» EXERCISE DATA:
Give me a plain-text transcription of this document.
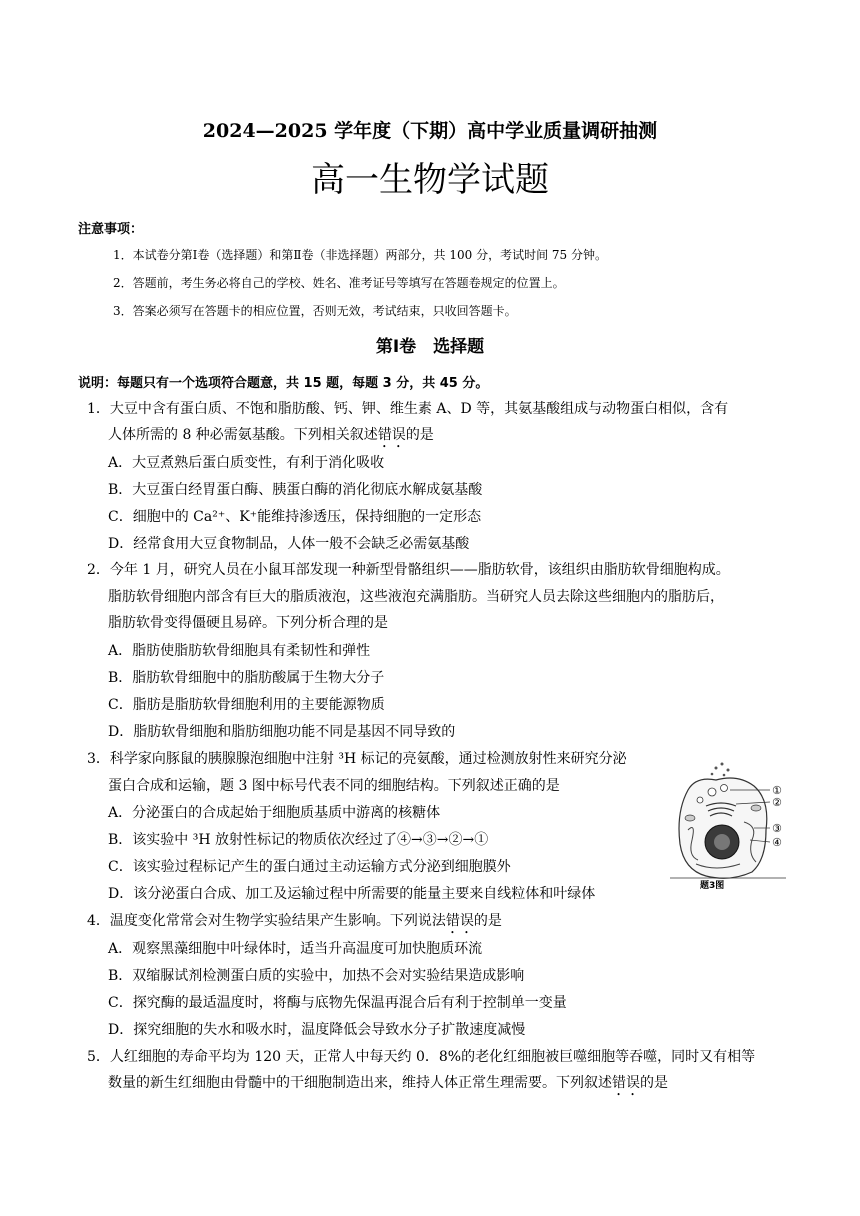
2024—2025 学年度（下期）高中学业质量调研抽测
高一生物学试题
注意事项：
1．本试卷分第Ⅰ卷（选择题）和第Ⅱ卷（非选择题）两部分，共 100 分，考试时间 75 分钟。
2．答题前，考生务必将自己的学校、姓名、准考证号等填写在答题卷规定的位置上。
3．答案必须写在答题卡的相应位置，否则无效，考试结束，只收回答题卡。
第Ⅰ卷　选择题
说明：每题只有一个选项符合题意，共 15 题，每题 3 分，共 45 分。
1．大豆中含有蛋白质、不饱和脂肪酸、钙、钾、维生素 A、D 等，其氨基酸组成与动物蛋白相似，含有
人体所需的 8 种必需氨基酸。下列相关叙述错误的是
A．大豆煮熟后蛋白质变性，有利于消化吸收
B．大豆蛋白经胃蛋白酶、胰蛋白酶的消化彻底水解成氨基酸
C．细胞中的 Ca²⁺、K⁺能维持渗透压，保持细胞的一定形态
D．经常食用大豆食物制品，人体一般不会缺乏必需氨基酸
2．今年 1 月，研究人员在小鼠耳部发现一种新型骨骼组织——脂肪软骨，该组织由脂肪软骨细胞构成。
脂肪软骨细胞内部含有巨大的脂质液泡，这些液泡充满脂肪。当研究人员去除这些细胞内的脂肪后，
脂肪软骨变得僵硬且易碎。下列分析合理的是
A．脂肪使脂肪软骨细胞具有柔韧性和弹性
B．脂肪软骨细胞中的脂肪酸属于生物大分子
C．脂肪是脂肪软骨细胞利用的主要能源物质
D．脂肪软骨细胞和脂肪细胞功能不同是基因不同导致的
3．科学家向豚鼠的胰腺腺泡细胞中注射 ³H 标记的亮氨酸，通过检测放射性来研究分泌
蛋白合成和运输，题 3 图中标号代表不同的细胞结构。下列叙述正确的是
A．分泌蛋白的合成起始于细胞质基质中游离的核糖体
B．该实验中 ³H 放射性标记的物质依次经过了④→③→②→①
C．该实验过程标记产生的蛋白通过主动运输方式分泌到细胞膜外
D．该分泌蛋白合成、加工及运输过程中所需要的能量主要来自线粒体和叶绿体
①
②
③
④
题3图
4．温度变化常常会对生物学实验结果产生影响。下列说法错误的是
A．观察黑藻细胞中叶绿体时，适当升高温度可加快胞质环流
B．双缩脲试剂检测蛋白质的实验中，加热不会对实验结果造成影响
C．探究酶的最适温度时，将酶与底物先保温再混合后有利于控制单一变量
D．探究细胞的失水和吸水时，温度降低会导致水分子扩散速度减慢
5．人红细胞的寿命平均为 120 天，正常人中每天约 0．8%的老化红细胞被巨噬细胞等吞噬，同时又有相等
数量的新生红细胞由骨髓中的干细胞制造出来，维持人体正常生理需要。下列叙述错误的是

» TASK GOAL: All records should be output exactly, with the pictures left out.

» RESULT OF THIS EXERCISE:
Give me a plain-text transcription of this document.
2024—2025 学年度（下期）高中学业质量调研抽测
高一生物学试题
注意事项：
1．本试卷分第Ⅰ卷（选择题）和第Ⅱ卷（非选择题）两部分，共 100 分，考试时间 75 分钟。
2．答题前，考生务必将自己的学校、姓名、准考证号等填写在答题卷规定的位置上。
3．答案必须写在答题卡的相应位置，否则无效，考试结束，只收回答题卡。
第Ⅰ卷　选择题
说明：每题只有一个选项符合题意，共 15 题，每题 3 分，共 45 分。
1．大豆中含有蛋白质、不饱和脂肪酸、钙、钾、维生素 A、D 等，其氨基酸组成与动物蛋白相似，含有
人体所需的 8 种必需氨基酸。下列相关叙述错误的是
A．大豆煮熟后蛋白质变性，有利于消化吸收
B．大豆蛋白经胃蛋白酶、胰蛋白酶的消化彻底水解成氨基酸
C．细胞中的 Ca²⁺、K⁺能维持渗透压，保持细胞的一定形态
D．经常食用大豆食物制品，人体一般不会缺乏必需氨基酸
2．今年 1 月，研究人员在小鼠耳部发现一种新型骨骼组织——脂肪软骨，该组织由脂肪软骨细胞构成。
脂肪软骨细胞内部含有巨大的脂质液泡，这些液泡充满脂肪。当研究人员去除这些细胞内的脂肪后，
脂肪软骨变得僵硬且易碎。下列分析合理的是
A．脂肪使脂肪软骨细胞具有柔韧性和弹性
B．脂肪软骨细胞中的脂肪酸属于生物大分子
C．脂肪是脂肪软骨细胞利用的主要能源物质
D．脂肪软骨细胞和脂肪细胞功能不同是基因不同导致的
3．科学家向豚鼠的胰腺腺泡细胞中注射 ³H 标记的亮氨酸，通过检测放射性来研究分泌
蛋白合成和运输，题 3 图中标号代表不同的细胞结构。下列叙述正确的是
A．分泌蛋白的合成起始于细胞质基质中游离的核糖体
B．该实验中 ³H 放射性标记的物质依次经过了④→③→②→①
C．该实验过程标记产生的蛋白通过主动运输方式分泌到细胞膜外
D．该分泌蛋白合成、加工及运输过程中所需要的能量主要来自线粒体和叶绿体
①
②
③
④
题3图
4．温度变化常常会对生物学实验结果产生影响。下列说法错误的是
A．观察黑藻细胞中叶绿体时，适当升高温度可加快胞质环流
B．双缩脲试剂检测蛋白质的实验中，加热不会对实验结果造成影响
C．探究酶的最适温度时，将酶与底物先保温再混合后有利于控制单一变量
D．探究细胞的失水和吸水时，温度降低会导致水分子扩散速度减慢
5．人红细胞的寿命平均为 120 天，正常人中每天约 0．8%的老化红细胞被巨噬细胞等吞噬，同时又有相等
数量的新生红细胞由骨髓中的干细胞制造出来，维持人体正常生理需要。下列叙述错误的是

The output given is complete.